Titer/titre, definition (Merriam-Webster):

1) the strength of a solution or the concentration of a substance in solution as determined by titration:

2) a measure of the concentration of a substance (such as an antibody) in a blood sample that is obtained by subjecting the sample to serial dilutions (as with saline) to determine the maximum dilution at which the sample retains a specific activity (such as neutralizing an antigen) and that is often expressed as a ratio (such as 1:200)


July 12, 2020 - Die Fehldeutung der Antikörper/The Misinterpretation of Antibodies (Corona_Fakten) -

Written and published in German by pseudonymous Corona_Facts (on Telegram at Corona_Fakten)

A closer look at antibodies is more important today than ever. After showing in my other articles that there is no proof of the existence of a pathogenic virus, because none of the claimed pathogenic viruses have fulfilled Koch’s postulates, the “antibody” card has now been played by the vaccination advocates.

Their claim (which has been drilled into heads for decades) that antibodies are the indirect proof of a pathogen, or offer protection against a pathogen X, is based on an error.

This assertion has been repeatedly exposed as false. Since being asked again and again what these antibodies are, I would like to show in this article that antibodies are no proof of protection, nor that they work specifically as in the key-lock theory.

What is a titer increase?

Dr. Stefan Lanka: (Backup available)

“The increase is nothing more than the body’s reaction to poisoning [adjuvants]. When the body is poisoned, holes are torn in the cells by these poisons and the cells are destroyed. The body’s reaction when cells break down is to form sealing substances (globulins), small protein bodies that immediately expand in acidic environments, become flat and cross-link with their hydrogen sulphide groups (in which energy is stored) with other proteins and other things. These cause blood to clot and wounds to heal and they seal our cells when toxins are injected into the body.

Even if you get a blow on a muscle, (forming a bruise) or a blow on the kidney (especially sensitive), or the liver, there is an immediate increase in titer. The body reacts to this by sealing the damaged cells and sealing growing cells. It’s like a house that leaks until the windows are in and sealed.

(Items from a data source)
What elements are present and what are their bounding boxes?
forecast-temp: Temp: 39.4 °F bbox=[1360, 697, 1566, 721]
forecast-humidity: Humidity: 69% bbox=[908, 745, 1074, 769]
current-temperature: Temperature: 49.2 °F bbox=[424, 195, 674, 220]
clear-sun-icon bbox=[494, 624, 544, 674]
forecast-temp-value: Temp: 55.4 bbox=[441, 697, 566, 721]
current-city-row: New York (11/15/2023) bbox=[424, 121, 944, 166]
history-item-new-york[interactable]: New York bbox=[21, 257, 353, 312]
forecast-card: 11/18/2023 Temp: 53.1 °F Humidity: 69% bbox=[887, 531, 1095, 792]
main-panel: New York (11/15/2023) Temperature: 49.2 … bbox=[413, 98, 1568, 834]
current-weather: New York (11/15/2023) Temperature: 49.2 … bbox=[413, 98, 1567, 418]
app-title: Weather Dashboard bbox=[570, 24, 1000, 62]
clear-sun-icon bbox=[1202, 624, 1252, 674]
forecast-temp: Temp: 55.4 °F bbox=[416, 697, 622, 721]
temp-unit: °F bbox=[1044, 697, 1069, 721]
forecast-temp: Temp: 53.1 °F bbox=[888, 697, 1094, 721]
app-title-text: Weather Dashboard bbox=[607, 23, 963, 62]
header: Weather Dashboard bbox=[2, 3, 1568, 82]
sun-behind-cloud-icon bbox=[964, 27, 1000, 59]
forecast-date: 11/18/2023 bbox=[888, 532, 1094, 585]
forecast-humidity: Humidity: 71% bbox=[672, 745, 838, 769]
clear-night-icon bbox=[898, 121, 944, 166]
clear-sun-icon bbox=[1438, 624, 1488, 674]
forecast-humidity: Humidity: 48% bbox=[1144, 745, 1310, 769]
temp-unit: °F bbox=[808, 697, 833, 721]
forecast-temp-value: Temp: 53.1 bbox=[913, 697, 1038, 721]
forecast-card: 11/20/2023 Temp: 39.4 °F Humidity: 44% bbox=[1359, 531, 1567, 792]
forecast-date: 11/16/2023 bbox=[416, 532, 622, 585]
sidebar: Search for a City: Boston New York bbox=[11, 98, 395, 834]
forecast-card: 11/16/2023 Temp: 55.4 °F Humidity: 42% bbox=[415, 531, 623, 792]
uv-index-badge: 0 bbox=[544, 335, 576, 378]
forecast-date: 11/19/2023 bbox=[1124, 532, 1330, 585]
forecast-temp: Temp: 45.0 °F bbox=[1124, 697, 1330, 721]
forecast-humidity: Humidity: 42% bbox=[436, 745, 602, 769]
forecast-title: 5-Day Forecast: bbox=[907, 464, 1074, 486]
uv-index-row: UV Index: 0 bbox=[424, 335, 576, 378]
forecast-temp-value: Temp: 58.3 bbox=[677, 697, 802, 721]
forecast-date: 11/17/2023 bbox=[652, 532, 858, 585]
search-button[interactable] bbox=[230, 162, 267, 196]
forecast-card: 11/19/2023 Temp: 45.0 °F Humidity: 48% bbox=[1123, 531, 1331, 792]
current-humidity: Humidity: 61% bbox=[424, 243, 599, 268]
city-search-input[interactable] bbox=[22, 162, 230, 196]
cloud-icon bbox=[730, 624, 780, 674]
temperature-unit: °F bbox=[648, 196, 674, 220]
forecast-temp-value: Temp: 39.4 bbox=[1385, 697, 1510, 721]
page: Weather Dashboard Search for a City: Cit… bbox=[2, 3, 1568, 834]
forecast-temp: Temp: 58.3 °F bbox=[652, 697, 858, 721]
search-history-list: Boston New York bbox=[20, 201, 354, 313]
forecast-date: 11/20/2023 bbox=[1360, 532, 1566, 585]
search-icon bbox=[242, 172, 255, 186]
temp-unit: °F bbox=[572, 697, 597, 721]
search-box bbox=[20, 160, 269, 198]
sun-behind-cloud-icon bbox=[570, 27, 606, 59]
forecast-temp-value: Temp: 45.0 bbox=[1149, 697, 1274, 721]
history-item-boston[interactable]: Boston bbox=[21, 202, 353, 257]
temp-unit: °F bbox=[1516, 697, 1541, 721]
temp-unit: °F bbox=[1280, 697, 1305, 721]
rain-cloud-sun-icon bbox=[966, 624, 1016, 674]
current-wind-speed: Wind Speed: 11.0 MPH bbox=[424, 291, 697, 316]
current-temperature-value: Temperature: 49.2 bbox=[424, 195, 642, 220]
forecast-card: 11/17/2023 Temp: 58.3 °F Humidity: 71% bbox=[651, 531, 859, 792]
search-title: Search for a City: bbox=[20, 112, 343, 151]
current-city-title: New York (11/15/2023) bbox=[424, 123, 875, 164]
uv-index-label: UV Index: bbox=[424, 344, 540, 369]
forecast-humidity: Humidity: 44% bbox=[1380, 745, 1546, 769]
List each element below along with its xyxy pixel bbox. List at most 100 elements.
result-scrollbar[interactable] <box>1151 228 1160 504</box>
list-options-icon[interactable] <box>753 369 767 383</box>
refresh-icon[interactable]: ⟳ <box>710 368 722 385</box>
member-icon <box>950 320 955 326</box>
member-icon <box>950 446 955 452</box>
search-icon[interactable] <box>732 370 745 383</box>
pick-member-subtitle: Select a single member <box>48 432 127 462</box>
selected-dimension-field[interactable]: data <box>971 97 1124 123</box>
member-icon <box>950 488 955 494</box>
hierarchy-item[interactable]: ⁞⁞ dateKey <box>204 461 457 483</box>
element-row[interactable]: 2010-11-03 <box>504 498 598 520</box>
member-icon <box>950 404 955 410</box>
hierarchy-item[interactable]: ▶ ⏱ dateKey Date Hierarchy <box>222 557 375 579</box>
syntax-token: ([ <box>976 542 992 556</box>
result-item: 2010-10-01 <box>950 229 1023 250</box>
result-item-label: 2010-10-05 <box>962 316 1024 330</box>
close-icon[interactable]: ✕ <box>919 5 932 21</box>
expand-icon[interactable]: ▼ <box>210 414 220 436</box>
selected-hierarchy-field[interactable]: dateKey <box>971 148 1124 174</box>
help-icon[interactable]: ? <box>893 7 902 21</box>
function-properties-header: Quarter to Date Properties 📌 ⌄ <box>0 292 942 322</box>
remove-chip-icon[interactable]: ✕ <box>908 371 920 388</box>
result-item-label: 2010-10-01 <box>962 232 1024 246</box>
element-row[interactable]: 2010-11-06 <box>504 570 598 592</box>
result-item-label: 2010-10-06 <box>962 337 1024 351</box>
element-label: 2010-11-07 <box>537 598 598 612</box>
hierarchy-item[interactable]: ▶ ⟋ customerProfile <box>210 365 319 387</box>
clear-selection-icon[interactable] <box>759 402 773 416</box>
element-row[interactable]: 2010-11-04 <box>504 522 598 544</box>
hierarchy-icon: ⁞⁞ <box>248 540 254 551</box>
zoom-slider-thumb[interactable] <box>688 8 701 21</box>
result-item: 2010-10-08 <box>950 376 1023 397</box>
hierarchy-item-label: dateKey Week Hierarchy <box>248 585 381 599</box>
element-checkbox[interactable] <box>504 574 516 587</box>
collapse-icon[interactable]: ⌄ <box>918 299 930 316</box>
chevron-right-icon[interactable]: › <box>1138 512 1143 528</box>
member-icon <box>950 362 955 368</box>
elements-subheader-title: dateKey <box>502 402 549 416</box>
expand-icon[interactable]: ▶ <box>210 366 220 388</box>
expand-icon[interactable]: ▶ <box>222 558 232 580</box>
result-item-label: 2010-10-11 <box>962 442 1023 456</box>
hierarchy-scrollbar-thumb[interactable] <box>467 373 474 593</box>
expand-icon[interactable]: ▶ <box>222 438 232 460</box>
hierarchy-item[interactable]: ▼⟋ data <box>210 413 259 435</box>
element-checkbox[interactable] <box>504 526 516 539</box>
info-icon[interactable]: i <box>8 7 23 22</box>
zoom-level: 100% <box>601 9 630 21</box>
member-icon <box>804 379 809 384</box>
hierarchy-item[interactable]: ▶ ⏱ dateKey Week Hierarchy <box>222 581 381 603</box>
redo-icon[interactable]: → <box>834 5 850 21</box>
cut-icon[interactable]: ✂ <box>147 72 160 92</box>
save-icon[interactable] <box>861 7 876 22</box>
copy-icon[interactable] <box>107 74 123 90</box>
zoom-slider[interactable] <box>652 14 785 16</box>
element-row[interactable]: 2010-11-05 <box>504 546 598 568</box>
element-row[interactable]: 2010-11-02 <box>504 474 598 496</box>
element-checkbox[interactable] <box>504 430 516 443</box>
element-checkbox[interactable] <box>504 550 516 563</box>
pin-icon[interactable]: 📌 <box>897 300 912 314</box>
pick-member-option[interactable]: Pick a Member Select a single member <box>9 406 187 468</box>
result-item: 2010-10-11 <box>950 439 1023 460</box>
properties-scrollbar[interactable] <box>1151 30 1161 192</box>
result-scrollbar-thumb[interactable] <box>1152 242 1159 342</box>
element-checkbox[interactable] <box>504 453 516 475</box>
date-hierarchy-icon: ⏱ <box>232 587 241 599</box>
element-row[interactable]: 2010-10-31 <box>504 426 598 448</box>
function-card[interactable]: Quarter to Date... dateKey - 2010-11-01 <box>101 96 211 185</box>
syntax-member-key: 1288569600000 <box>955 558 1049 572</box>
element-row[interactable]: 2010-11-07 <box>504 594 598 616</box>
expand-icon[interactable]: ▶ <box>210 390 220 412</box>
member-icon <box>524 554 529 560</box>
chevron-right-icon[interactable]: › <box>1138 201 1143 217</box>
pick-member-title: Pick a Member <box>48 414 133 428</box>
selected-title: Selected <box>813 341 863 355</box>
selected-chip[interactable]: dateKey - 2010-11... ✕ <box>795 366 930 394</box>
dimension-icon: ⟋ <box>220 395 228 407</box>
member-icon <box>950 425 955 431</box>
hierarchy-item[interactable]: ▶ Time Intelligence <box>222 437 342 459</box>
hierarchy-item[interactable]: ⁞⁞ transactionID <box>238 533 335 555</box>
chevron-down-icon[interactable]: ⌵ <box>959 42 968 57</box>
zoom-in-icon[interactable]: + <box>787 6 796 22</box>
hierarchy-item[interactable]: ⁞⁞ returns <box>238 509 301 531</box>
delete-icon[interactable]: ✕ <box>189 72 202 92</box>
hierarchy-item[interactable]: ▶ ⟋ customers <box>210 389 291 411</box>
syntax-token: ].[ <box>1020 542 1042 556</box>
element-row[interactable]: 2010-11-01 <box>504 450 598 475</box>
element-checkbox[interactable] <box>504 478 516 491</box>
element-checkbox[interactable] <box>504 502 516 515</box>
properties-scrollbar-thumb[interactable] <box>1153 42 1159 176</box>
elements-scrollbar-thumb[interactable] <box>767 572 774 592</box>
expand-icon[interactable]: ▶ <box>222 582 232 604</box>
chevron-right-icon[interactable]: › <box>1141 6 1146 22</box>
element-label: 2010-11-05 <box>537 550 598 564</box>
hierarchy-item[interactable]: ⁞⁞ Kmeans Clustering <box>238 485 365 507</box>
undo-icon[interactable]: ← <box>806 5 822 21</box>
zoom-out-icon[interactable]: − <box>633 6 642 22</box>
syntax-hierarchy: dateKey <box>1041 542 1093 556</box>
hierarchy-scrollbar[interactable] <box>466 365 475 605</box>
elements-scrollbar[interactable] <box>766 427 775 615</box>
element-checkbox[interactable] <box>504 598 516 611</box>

Exercise goal
Could you copy the passage on antibodies from the words "Written and published" through "a titer increase?", renaming "antibodies" to "immune proteins" everywhere it appears? This material comes from a separate source.

Task response
Written and published in German by pseudonymous Corona_Facts (on Telegram at Corona_Fakten)

A closer look at immune proteins is more important today than ever. After showing in my other articles that there is no proof of the existence of a pathogenic virus, because none of the claimed pathogenic viruses have fulfilled Koch’s postulates, the “antibody” card has now been played by the vaccination advocates.

Their claim (which has been drilled into heads for decades) that immune proteins are the indirect proof of a pathogen, or offer protection against a pathogen X, is based on an error.

This assertion has been repeatedly exposed as false. Since being asked again and again what these immune proteins are, I would like to show in this article that immune proteins are no proof of protection, nor that they work specifically as in the key-lock theory.

What is a titer increase?